Task to carry out:
Give every entry again, word for word.

[Collection entries]
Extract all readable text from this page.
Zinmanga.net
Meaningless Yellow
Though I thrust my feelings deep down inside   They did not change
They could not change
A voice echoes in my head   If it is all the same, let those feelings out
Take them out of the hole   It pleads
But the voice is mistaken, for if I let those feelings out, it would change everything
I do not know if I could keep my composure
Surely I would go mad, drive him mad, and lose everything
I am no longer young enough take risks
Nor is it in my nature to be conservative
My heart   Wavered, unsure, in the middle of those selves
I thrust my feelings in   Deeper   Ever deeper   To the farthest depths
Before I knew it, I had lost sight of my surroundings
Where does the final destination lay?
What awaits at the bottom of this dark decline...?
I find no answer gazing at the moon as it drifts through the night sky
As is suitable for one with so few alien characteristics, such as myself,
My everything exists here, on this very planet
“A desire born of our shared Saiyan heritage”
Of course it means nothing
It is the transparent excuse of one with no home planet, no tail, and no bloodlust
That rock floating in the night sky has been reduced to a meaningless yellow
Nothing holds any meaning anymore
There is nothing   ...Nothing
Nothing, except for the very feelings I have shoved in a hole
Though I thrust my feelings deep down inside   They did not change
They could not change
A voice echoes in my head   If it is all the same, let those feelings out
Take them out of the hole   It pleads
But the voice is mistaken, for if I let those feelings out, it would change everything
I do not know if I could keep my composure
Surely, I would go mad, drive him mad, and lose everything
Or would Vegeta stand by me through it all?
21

Task solution:
Extract all readable text from this page.
Zinmanga.net
Meaningless Yellow
Though I thrust my feelings deep down inside   They did not change
They could not change
A voice echoes in my head   If it is all the same, let those feelings out
Take them out of the hole   It pleads
But the voice is mistaken, for if I let those feelings out, it would change everything
I do not know if I could keep my composure
Surely I would go mad, drive him mad, and lose everything
I am no longer young enough take risks
Nor is it in my nature to be conservative
My heart   Wavered, unsure, in the middle of those selves
I thrust my feelings in   Deeper   Ever deeper   To the farthest depths
Before I knew it, I had lost sight of my surroundings
Where does the final destination lay?
What awaits at the bottom of this dark decline...?
I find no answer gazing at the moon as it drifts through the night sky
As is suitable for one with so few alien characteristics, such as myself,
My everything exists here, on this very planet
“A desire born of our shared Saiyan heritage”
Of course it means nothing
It is the transparent excuse of one with no home planet, no tail, and no bloodlust
That rock floating in the night sky has been reduced to a meaningless yellow
Nothing holds any meaning anymore
There is nothing   ...Nothing
Nothing, except for the very feelings I have shoved in a hole
Though I thrust my feelings deep down inside   They did not change
They could not change
A voice echoes in my head   If it is all the same, let those feelings out
Take them out of the hole   It pleads
But the voice is mistaken, for if I let those feelings out, it would change everything
I do not know if I could keep my composure
Surely, I would go mad, drive him mad, and lose everything
Or would Vegeta stand by me through it all?
21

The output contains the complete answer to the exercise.